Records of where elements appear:
--- begin ---

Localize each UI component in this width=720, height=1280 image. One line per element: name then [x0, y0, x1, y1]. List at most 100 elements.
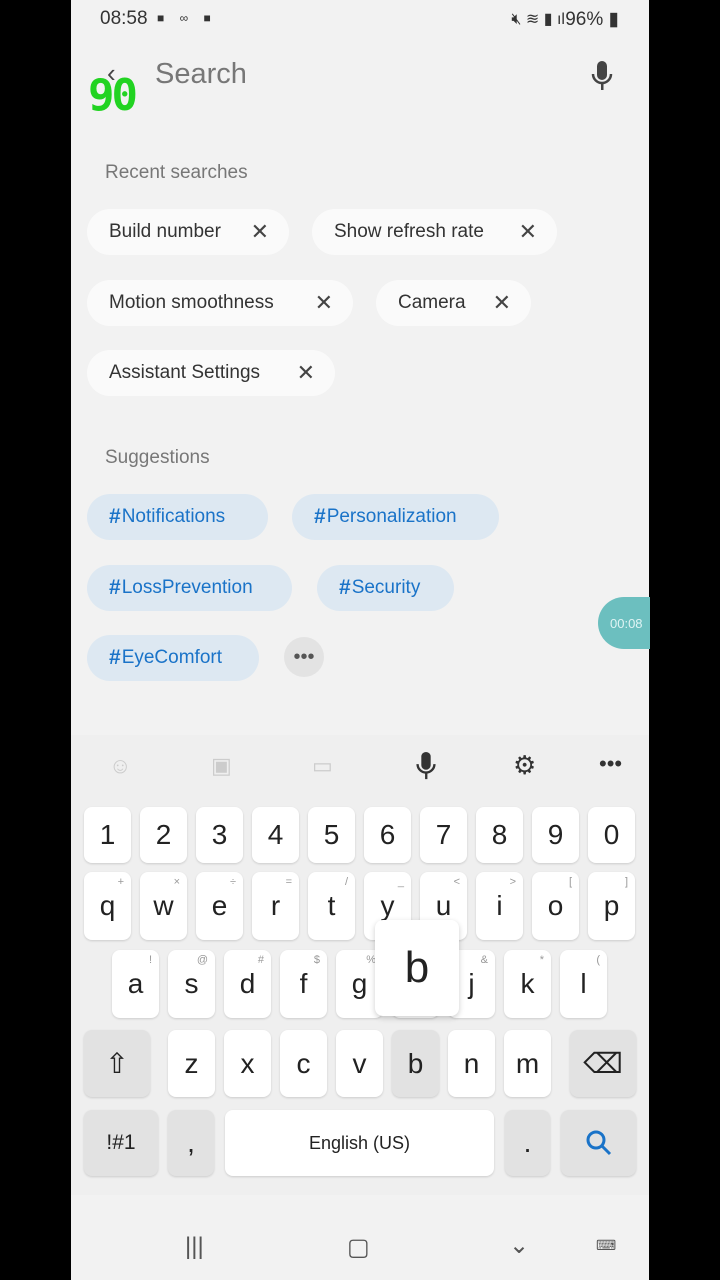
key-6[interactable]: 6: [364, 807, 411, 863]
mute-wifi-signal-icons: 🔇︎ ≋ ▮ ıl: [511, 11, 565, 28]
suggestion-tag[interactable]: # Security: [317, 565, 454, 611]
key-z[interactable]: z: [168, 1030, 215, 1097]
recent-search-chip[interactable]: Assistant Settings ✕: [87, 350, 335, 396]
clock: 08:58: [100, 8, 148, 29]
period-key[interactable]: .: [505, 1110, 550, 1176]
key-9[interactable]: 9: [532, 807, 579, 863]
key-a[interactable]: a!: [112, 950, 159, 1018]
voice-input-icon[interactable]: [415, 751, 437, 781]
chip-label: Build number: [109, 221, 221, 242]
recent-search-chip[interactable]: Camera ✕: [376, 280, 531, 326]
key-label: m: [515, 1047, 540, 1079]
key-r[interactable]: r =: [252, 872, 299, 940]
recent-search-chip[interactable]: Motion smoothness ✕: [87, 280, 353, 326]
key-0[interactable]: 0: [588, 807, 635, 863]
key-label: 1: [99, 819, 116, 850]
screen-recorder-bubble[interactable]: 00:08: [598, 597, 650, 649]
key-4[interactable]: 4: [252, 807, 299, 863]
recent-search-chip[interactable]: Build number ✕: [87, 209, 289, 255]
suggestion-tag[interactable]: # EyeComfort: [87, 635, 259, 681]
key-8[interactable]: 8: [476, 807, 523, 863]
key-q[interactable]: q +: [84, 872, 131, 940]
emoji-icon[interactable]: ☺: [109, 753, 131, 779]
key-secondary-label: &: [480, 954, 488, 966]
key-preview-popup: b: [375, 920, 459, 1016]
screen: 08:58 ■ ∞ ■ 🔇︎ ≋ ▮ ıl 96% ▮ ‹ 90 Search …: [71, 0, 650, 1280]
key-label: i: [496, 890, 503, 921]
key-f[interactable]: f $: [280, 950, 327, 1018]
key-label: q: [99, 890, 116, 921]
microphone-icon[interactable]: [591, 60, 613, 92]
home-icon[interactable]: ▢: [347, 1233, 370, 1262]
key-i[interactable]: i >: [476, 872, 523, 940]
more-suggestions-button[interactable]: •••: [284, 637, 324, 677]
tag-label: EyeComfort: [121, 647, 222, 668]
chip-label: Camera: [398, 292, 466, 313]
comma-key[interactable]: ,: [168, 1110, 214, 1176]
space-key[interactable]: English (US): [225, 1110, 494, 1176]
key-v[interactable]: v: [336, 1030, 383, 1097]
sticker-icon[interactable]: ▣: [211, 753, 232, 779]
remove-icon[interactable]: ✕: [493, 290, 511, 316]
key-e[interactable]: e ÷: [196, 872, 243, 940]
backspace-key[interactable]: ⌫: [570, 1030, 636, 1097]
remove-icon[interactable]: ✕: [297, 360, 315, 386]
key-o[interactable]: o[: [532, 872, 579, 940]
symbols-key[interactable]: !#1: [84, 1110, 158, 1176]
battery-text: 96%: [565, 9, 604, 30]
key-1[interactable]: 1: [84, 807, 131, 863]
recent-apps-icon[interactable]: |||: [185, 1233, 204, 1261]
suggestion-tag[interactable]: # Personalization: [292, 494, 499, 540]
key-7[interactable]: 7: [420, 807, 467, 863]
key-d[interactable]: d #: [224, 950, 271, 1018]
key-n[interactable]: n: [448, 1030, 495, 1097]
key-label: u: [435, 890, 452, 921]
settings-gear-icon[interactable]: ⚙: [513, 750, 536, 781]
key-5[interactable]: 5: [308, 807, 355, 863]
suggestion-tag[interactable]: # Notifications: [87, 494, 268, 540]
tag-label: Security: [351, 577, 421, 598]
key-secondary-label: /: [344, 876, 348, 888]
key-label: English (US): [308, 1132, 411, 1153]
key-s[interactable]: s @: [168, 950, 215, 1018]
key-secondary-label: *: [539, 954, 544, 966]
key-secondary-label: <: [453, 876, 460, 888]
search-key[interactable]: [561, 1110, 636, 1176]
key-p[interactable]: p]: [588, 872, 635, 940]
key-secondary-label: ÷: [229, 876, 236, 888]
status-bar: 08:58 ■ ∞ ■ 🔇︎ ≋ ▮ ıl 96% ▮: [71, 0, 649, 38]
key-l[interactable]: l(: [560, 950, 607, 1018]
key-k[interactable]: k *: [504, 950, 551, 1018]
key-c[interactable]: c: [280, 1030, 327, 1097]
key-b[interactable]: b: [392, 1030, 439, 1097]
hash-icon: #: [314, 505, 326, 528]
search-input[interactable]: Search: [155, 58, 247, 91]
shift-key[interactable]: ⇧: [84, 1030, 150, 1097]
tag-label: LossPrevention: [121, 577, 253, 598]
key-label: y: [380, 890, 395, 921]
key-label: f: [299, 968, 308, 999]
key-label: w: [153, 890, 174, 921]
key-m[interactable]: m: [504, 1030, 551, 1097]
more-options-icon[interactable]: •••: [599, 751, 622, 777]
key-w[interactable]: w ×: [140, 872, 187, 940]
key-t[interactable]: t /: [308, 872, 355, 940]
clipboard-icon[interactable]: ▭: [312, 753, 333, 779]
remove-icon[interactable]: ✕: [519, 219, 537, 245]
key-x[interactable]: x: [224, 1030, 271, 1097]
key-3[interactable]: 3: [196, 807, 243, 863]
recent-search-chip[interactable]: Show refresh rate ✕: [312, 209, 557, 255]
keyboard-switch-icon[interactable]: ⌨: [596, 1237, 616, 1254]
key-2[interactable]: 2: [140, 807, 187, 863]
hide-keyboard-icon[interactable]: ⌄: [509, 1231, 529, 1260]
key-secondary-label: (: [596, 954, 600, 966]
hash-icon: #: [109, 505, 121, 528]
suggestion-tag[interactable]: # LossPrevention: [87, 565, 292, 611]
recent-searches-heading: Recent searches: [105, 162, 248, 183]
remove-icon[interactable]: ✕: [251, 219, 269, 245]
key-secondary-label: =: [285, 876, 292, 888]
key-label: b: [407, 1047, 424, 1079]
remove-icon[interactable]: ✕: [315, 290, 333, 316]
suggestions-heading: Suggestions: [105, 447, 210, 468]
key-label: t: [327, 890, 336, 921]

--- end ---

# SHORT EXERCISE
Copy every one of the records above word for word, leaving the pictures out.

# WORKED SOLUTION
Localize each UI component in this width=720, height=1280 image. One line per element: name then [x0, y0, x1, y1]. List at most 100 elements.
key-6[interactable]: 6: [364, 807, 411, 863]
mute-wifi-signal-icons: 🔇︎ ≋ ▮ ıl: [511, 11, 565, 28]
suggestion-tag[interactable]: # Security: [317, 565, 454, 611]
key-z[interactable]: z: [168, 1030, 215, 1097]
recent-search-chip[interactable]: Assistant Settings ✕: [87, 350, 335, 396]
clock: 08:58: [100, 8, 148, 29]
period-key[interactable]: .: [505, 1110, 550, 1176]
key-9[interactable]: 9: [532, 807, 579, 863]
key-a[interactable]: a!: [112, 950, 159, 1018]
voice-input-icon[interactable]: [415, 751, 437, 781]
chip-label: Build number: [109, 221, 221, 242]
recent-search-chip[interactable]: Camera ✕: [376, 280, 531, 326]
key-label: m: [515, 1047, 540, 1079]
key-r[interactable]: r =: [252, 872, 299, 940]
recent-search-chip[interactable]: Motion smoothness ✕: [87, 280, 353, 326]
key-0[interactable]: 0: [588, 807, 635, 863]
key-label: 1: [99, 819, 116, 850]
screen-recorder-bubble[interactable]: 00:08: [598, 597, 650, 649]
key-4[interactable]: 4: [252, 807, 299, 863]
recent-search-chip[interactable]: Build number ✕: [87, 209, 289, 255]
suggestion-tag[interactable]: # EyeComfort: [87, 635, 259, 681]
key-8[interactable]: 8: [476, 807, 523, 863]
key-q[interactable]: q +: [84, 872, 131, 940]
emoji-icon[interactable]: ☺: [109, 753, 131, 779]
key-secondary-label: &: [480, 954, 488, 966]
key-preview-popup: b: [375, 920, 459, 1016]
screen: 08:58 ■ ∞ ■ 🔇︎ ≋ ▮ ıl 96% ▮ ‹ 90 Search …: [71, 0, 650, 1280]
key-label: i: [496, 890, 503, 921]
key-f[interactable]: f $: [280, 950, 327, 1018]
key-label: q: [99, 890, 116, 921]
microphone-icon[interactable]: [591, 60, 613, 92]
home-icon[interactable]: ▢: [347, 1233, 370, 1262]
key-i[interactable]: i >: [476, 872, 523, 940]
more-suggestions-button[interactable]: •••: [284, 637, 324, 677]
tag-label: EyeComfort: [121, 647, 222, 668]
chip-label: Camera: [398, 292, 466, 313]
comma-key[interactable]: ,: [168, 1110, 214, 1176]
space-key[interactable]: English (US): [225, 1110, 494, 1176]
key-v[interactable]: v: [336, 1030, 383, 1097]
sticker-icon[interactable]: ▣: [211, 753, 232, 779]
remove-icon[interactable]: ✕: [493, 290, 511, 316]
key-e[interactable]: e ÷: [196, 872, 243, 940]
backspace-key[interactable]: ⌫: [570, 1030, 636, 1097]
remove-icon[interactable]: ✕: [297, 360, 315, 386]
key-o[interactable]: o[: [532, 872, 579, 940]
symbols-key[interactable]: !#1: [84, 1110, 158, 1176]
battery-text: 96%: [565, 9, 604, 30]
key-1[interactable]: 1: [84, 807, 131, 863]
recent-apps-icon[interactable]: |||: [185, 1233, 204, 1261]
suggestion-tag[interactable]: # Personalization: [292, 494, 499, 540]
key-7[interactable]: 7: [420, 807, 467, 863]
key-d[interactable]: d #: [224, 950, 271, 1018]
key-n[interactable]: n: [448, 1030, 495, 1097]
key-label: u: [435, 890, 452, 921]
settings-gear-icon[interactable]: ⚙: [513, 750, 536, 781]
key-5[interactable]: 5: [308, 807, 355, 863]
suggestion-tag[interactable]: # Notifications: [87, 494, 268, 540]
tag-label: Security: [351, 577, 421, 598]
key-secondary-label: /: [344, 876, 348, 888]
key-label: English (US): [308, 1132, 411, 1153]
key-s[interactable]: s @: [168, 950, 215, 1018]
key-secondary-label: *: [539, 954, 544, 966]
key-secondary-label: <: [453, 876, 460, 888]
search-key[interactable]: [561, 1110, 636, 1176]
key-p[interactable]: p]: [588, 872, 635, 940]
key-secondary-label: ÷: [229, 876, 236, 888]
status-bar: 08:58 ■ ∞ ■ 🔇︎ ≋ ▮ ıl 96% ▮: [71, 0, 649, 38]
key-l[interactable]: l(: [560, 950, 607, 1018]
key-k[interactable]: k *: [504, 950, 551, 1018]
key-c[interactable]: c: [280, 1030, 327, 1097]
key-b[interactable]: b: [392, 1030, 439, 1097]
hash-icon: #: [314, 505, 326, 528]
search-input[interactable]: Search: [155, 58, 247, 91]
shift-key[interactable]: ⇧: [84, 1030, 150, 1097]
tag-label: LossPrevention: [121, 577, 253, 598]
key-label: y: [380, 890, 395, 921]
key-label: f: [299, 968, 308, 999]
key-label: w: [153, 890, 174, 921]
key-m[interactable]: m: [504, 1030, 551, 1097]
more-options-icon[interactable]: •••: [599, 751, 622, 777]
key-w[interactable]: w ×: [140, 872, 187, 940]
key-t[interactable]: t /: [308, 872, 355, 940]
clipboard-icon[interactable]: ▭: [312, 753, 333, 779]
remove-icon[interactable]: ✕: [519, 219, 537, 245]
key-x[interactable]: x: [224, 1030, 271, 1097]
key-3[interactable]: 3: [196, 807, 243, 863]
recent-search-chip[interactable]: Show refresh rate ✕: [312, 209, 557, 255]
keyboard-switch-icon[interactable]: ⌨: [596, 1237, 616, 1254]
key-2[interactable]: 2: [140, 807, 187, 863]
hide-keyboard-icon[interactable]: ⌄: [509, 1231, 529, 1260]
key-secondary-label: (: [596, 954, 600, 966]
hash-icon: #: [109, 505, 121, 528]
suggestion-tag[interactable]: # LossPrevention: [87, 565, 292, 611]
recent-searches-heading: Recent searches: [105, 162, 248, 183]
remove-icon[interactable]: ✕: [251, 219, 269, 245]
key-secondary-label: =: [285, 876, 292, 888]
key-label: b: [407, 1047, 424, 1079]
remove-icon[interactable]: ✕: [315, 290, 333, 316]
suggestions-heading: Suggestions: [105, 447, 210, 468]
key-label: t: [327, 890, 336, 921]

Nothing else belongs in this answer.